>> START Records to use

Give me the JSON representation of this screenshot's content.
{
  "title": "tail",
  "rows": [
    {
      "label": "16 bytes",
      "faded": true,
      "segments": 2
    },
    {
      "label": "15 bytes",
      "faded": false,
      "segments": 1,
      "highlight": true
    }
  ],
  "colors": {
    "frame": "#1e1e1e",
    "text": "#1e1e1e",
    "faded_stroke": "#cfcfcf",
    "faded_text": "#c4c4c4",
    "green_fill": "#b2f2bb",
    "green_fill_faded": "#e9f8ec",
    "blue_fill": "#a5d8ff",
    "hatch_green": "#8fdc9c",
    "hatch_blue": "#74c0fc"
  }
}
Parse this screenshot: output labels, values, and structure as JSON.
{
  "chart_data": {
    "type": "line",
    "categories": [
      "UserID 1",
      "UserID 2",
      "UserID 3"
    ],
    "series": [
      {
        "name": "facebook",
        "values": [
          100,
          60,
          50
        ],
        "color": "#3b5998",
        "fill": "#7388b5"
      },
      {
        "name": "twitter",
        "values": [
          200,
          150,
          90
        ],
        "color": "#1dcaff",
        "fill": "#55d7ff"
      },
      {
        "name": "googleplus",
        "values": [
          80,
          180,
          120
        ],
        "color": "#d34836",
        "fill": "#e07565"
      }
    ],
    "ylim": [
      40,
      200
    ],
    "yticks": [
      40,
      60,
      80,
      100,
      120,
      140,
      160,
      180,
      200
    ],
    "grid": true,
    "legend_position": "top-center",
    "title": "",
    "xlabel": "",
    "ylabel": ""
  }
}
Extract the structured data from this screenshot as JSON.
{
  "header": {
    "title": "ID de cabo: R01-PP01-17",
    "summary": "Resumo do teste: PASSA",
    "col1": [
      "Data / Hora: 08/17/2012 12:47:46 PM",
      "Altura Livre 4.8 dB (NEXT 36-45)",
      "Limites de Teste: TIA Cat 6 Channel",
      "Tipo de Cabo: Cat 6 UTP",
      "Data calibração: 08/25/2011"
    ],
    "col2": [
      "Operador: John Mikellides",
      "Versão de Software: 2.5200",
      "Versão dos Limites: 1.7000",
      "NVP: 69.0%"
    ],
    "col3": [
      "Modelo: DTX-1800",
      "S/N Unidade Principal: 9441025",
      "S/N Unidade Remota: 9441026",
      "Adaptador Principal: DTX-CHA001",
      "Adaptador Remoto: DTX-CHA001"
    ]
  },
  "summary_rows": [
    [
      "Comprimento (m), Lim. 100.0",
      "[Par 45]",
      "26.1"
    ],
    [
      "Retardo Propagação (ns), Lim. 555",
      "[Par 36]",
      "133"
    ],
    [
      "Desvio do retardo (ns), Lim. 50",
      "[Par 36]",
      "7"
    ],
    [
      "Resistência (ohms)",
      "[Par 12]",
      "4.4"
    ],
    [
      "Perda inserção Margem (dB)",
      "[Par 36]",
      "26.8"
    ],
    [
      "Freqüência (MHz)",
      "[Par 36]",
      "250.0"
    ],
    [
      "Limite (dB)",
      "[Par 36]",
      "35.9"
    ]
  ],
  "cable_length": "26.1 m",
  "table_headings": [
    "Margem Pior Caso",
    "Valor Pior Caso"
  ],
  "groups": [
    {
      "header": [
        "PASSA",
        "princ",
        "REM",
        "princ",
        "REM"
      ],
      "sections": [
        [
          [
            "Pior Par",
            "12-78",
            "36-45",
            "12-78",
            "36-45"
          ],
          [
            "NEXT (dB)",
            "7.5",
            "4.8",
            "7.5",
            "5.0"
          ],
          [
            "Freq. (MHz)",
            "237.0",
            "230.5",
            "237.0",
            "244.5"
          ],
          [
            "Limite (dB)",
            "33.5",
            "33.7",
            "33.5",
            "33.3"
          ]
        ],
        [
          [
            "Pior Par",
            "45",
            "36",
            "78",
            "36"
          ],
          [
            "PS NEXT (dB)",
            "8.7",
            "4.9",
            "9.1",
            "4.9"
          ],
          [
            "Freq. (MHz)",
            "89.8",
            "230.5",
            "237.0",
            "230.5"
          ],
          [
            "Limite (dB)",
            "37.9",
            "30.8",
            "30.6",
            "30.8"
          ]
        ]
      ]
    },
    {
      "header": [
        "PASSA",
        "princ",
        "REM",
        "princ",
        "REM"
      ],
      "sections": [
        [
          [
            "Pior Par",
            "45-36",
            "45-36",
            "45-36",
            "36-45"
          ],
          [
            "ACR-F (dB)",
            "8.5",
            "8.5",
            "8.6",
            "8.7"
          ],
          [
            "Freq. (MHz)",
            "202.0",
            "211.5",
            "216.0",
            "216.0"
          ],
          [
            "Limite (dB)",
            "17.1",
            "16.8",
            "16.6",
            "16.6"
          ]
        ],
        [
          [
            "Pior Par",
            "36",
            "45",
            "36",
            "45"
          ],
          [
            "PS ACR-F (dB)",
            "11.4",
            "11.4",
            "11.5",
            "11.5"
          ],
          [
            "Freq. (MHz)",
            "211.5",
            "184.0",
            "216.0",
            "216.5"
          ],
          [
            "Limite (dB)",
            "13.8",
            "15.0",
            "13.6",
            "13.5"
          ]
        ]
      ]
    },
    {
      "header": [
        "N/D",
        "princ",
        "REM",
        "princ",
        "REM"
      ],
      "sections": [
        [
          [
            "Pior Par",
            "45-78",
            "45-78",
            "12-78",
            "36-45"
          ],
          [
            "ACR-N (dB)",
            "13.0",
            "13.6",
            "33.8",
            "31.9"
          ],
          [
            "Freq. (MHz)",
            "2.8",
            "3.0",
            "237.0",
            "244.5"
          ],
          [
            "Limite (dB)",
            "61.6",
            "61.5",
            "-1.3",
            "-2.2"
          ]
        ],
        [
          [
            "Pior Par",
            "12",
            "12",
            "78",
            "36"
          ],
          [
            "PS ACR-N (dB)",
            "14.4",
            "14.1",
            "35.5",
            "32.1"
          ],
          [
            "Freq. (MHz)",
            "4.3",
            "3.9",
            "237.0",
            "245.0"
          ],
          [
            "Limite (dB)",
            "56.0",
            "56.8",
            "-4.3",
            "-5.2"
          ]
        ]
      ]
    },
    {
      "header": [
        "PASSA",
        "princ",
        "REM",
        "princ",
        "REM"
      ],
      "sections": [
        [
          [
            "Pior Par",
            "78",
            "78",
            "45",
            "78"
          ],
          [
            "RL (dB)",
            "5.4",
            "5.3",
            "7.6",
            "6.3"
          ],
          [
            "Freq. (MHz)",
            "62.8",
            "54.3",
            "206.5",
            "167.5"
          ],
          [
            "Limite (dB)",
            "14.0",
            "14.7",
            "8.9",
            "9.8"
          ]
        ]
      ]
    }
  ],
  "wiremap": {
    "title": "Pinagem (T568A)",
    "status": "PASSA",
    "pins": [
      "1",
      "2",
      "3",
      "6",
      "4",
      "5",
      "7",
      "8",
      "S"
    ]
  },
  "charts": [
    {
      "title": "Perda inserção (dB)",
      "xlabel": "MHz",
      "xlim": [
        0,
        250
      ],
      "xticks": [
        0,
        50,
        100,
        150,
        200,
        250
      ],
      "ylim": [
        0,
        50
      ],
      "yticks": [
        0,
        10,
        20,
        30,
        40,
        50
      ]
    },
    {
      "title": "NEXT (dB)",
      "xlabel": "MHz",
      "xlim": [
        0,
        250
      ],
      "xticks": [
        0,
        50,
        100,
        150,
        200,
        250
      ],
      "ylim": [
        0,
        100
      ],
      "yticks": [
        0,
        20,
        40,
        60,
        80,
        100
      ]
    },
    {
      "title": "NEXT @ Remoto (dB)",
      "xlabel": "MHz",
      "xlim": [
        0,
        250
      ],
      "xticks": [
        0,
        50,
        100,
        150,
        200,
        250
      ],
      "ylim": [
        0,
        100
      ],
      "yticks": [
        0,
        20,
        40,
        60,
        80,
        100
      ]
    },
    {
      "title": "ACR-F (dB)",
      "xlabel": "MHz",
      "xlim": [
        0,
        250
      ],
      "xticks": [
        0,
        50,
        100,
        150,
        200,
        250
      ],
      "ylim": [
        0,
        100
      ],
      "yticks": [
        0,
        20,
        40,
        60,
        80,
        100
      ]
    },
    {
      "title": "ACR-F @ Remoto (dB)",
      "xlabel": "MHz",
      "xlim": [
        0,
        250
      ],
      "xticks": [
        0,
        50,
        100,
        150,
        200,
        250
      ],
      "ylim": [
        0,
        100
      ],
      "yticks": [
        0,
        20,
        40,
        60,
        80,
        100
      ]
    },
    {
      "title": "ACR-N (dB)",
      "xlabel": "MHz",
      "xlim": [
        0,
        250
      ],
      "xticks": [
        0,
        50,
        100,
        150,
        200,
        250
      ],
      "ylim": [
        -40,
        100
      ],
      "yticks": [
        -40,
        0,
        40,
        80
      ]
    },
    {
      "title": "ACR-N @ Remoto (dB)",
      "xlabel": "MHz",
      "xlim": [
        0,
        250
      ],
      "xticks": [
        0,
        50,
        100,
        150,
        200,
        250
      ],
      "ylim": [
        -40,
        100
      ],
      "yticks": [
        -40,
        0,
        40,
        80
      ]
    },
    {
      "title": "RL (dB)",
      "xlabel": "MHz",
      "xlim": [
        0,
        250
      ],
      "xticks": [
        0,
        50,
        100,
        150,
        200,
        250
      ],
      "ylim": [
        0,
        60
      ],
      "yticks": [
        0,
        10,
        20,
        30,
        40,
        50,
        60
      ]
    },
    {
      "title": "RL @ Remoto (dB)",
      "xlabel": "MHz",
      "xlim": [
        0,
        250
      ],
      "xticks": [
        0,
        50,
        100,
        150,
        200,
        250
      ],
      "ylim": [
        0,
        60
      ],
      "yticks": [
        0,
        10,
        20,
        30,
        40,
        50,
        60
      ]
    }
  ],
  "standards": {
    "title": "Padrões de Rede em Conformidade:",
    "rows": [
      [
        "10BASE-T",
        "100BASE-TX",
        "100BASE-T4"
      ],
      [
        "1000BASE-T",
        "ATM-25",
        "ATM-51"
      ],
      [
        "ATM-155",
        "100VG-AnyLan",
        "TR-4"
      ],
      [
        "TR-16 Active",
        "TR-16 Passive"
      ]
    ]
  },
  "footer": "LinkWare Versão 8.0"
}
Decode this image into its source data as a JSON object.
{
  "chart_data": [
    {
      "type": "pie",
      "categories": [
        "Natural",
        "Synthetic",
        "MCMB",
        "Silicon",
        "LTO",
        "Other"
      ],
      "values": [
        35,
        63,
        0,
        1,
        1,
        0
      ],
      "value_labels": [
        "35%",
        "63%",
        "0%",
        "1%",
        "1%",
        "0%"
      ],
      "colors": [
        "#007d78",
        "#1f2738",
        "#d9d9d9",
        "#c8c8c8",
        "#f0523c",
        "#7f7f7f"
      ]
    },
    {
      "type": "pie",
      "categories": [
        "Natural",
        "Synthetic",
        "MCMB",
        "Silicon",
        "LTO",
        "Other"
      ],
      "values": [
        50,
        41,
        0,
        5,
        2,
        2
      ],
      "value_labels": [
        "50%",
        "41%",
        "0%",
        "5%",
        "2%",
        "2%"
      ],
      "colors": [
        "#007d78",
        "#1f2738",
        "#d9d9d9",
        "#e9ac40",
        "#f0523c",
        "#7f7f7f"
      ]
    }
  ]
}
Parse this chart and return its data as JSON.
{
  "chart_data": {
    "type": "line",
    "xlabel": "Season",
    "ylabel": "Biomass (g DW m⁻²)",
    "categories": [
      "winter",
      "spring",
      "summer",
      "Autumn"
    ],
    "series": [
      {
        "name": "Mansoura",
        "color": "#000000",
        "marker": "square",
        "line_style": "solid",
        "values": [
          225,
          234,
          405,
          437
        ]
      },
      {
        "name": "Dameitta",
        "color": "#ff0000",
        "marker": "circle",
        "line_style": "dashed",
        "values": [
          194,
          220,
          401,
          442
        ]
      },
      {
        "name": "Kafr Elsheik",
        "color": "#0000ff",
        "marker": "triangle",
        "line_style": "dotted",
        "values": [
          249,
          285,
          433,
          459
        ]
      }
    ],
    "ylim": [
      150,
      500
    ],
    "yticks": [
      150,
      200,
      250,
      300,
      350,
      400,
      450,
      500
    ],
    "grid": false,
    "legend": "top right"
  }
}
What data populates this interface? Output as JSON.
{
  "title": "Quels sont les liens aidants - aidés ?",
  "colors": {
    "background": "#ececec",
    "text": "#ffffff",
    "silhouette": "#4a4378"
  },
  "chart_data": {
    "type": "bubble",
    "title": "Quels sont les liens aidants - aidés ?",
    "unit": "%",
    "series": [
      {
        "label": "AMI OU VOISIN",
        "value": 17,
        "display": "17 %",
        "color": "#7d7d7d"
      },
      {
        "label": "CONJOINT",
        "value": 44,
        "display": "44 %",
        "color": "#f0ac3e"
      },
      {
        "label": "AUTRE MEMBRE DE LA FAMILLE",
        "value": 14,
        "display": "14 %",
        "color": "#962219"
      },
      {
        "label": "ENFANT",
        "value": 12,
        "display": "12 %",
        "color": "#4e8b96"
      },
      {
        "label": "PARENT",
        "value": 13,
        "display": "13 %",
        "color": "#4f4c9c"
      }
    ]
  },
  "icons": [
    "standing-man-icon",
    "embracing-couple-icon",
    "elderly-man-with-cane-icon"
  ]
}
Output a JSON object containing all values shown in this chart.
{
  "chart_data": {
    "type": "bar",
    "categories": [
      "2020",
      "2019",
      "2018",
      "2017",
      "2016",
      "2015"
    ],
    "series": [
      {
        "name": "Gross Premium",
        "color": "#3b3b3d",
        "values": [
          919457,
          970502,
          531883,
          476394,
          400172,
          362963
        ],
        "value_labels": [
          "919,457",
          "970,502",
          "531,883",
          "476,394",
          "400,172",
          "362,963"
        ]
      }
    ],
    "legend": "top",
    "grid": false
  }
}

>> END Records to use

__What this task involves__: Copy out every line from the one containing "What data populates" to the end of the material, both ends included.

__Written answer__:
What data populates this interface? Output as JSON.
{
  "title": "Quels sont les liens aidants - aidés ?",
  "colors": {
    "background": "#ececec",
    "text": "#ffffff",
    "silhouette": "#4a4378"
  },
  "chart_data": {
    "type": "bubble",
    "title": "Quels sont les liens aidants - aidés ?",
    "unit": "%",
    "series": [
      {
        "label": "AMI OU VOISIN",
        "value": 17,
        "display": "17 %",
        "color": "#7d7d7d"
      },
      {
        "label": "CONJOINT",
        "value": 44,
        "display": "44 %",
        "color": "#f0ac3e"
      },
      {
        "label": "AUTRE MEMBRE DE LA FAMILLE",
        "value": 14,
        "display": "14 %",
        "color": "#962219"
      },
      {
        "label": "ENFANT",
        "value": 12,
        "display": "12 %",
        "color": "#4e8b96"
      },
      {
        "label": "PARENT",
        "value": 13,
        "display": "13 %",
        "color": "#4f4c9c"
      }
    ]
  },
  "icons": [
    "standing-man-icon",
    "embracing-couple-icon",
    "elderly-man-with-cane-icon"
  ]
}
Output a JSON object containing all values shown in this chart.
{
  "chart_data": {
    "type": "bar",
    "categories": [
      "2020",
      "2019",
      "2018",
      "2017",
      "2016",
      "2015"
    ],
    "series": [
      {
        "name": "Gross Premium",
        "color": "#3b3b3d",
        "values": [
          919457,
          970502,
          531883,
          476394,
          400172,
          362963
        ],
        "value_labels": [
          "919,457",
          "970,502",
          "531,883",
          "476,394",
          "400,172",
          "362,963"
        ]
      }
    ],
    "legend": "top",
    "grid": false
  }
}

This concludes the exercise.